Document content entries

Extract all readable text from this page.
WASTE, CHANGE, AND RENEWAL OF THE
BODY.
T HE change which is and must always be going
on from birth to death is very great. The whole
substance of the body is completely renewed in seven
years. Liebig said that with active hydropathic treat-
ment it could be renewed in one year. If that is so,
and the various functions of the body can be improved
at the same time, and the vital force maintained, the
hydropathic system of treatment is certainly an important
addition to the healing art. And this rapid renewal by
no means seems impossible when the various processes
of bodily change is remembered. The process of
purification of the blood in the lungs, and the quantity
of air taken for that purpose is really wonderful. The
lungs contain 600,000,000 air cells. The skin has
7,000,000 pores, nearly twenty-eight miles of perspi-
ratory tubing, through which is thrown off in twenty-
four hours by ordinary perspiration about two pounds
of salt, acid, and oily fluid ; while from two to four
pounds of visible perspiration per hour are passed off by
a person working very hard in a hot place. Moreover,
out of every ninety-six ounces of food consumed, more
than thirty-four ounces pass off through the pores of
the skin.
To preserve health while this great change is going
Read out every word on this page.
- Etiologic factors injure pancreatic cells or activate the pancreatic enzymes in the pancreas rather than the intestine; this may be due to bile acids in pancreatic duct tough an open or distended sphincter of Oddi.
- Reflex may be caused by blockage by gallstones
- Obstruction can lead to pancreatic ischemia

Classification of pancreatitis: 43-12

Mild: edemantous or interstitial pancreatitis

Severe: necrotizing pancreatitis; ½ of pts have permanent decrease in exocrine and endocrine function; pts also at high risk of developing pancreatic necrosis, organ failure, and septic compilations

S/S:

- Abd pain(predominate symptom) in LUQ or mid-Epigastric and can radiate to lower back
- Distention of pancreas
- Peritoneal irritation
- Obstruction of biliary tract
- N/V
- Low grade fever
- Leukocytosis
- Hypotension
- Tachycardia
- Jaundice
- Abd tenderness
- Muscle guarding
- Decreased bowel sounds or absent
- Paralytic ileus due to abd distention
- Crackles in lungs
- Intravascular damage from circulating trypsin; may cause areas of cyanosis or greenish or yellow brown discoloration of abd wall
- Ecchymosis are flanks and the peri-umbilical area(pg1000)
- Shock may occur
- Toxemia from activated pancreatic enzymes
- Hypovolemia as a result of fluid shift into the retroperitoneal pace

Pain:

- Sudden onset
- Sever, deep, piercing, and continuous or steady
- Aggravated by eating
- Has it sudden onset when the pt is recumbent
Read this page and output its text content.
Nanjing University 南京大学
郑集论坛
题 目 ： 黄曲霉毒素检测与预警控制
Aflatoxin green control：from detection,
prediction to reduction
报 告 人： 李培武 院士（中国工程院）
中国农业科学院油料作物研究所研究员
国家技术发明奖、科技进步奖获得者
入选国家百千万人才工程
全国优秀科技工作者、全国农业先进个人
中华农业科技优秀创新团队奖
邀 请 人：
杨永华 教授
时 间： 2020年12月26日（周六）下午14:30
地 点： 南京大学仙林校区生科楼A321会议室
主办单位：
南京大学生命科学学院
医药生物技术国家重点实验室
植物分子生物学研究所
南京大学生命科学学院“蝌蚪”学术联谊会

Task instructions =>
What lines hold the string "page"? Pick them out of the data.

Result for this task =>
Extract all readable text from this page.
Read out every word on this page.
Read this page and output its text content.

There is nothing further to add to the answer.